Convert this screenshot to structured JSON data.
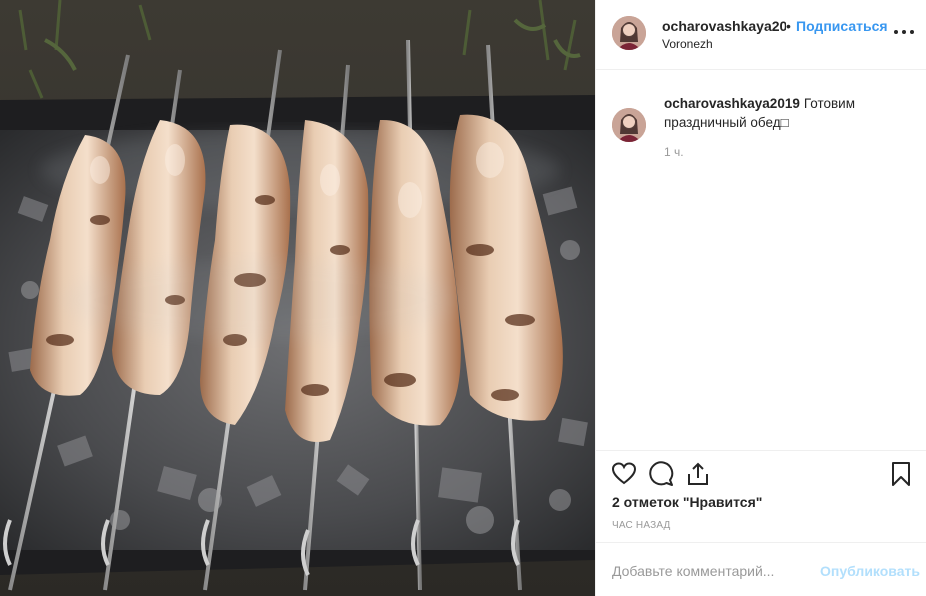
{
  "post": {
    "username": "ocharovashkaya2019",
    "username_truncated": "ocharovashkaya201",
    "separator": "•",
    "follow_label": "Подписаться",
    "location": "Voronezh",
    "caption_username": "ocharovashkaya2019",
    "caption_text": "Готовим праздничный обед□",
    "caption_time": "1 ч.",
    "likes_text": "2 отметок \"Нравится\"",
    "posted_ago": "час назад",
    "comment_placeholder": "Добавьте комментарий...",
    "publish_label": "Опубликовать"
  },
  "icons": {
    "like": "heart-outline-icon",
    "comment": "speech-bubble-icon",
    "share": "share-arrow-icon",
    "save": "bookmark-icon",
    "more": "three-dots-icon"
  },
  "colors": {
    "link_blue": "#3897f0",
    "publish_disabled": "#b2dffc",
    "muted_text": "#999999",
    "border": "#efefef"
  }
}
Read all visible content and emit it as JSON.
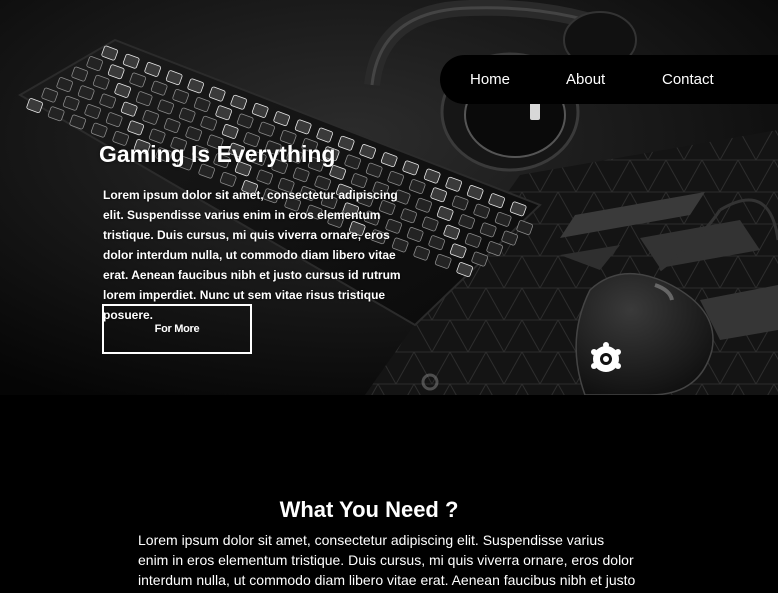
---
→ **Set task**
Exclude the images and reproduce the remaining data exactly.

→ **Right answer**
Convert this screenshot to structured JSON data.
{
  "post": {
    "username": "ocharovashkaya2019",
    "username_truncated": "ocharovashkaya201",
    "separator": "•",
    "follow_label": "Подписаться",
    "location": "Voronezh",
    "caption_username": "ocharovashkaya2019",
    "caption_text": "Готовим праздничный обед□",
    "caption_time": "1 ч.",
    "likes_text": "2 отметок \"Нравится\"",
    "posted_ago": "час назад",
    "comment_placeholder": "Добавьте комментарий...",
    "publish_label": "Опубликовать"
  },
  "icons": {
    "like": "heart-outline-icon",
    "comment": "speech-bubble-icon",
    "share": "share-arrow-icon",
    "save": "bookmark-icon",
    "more": "three-dots-icon"
  },
  "colors": {
    "link_blue": "#3897f0",
    "publish_disabled": "#b2dffc",
    "muted_text": "#999999",
    "border": "#efefef"
  }
}
Read all visible content and emit it as JSON.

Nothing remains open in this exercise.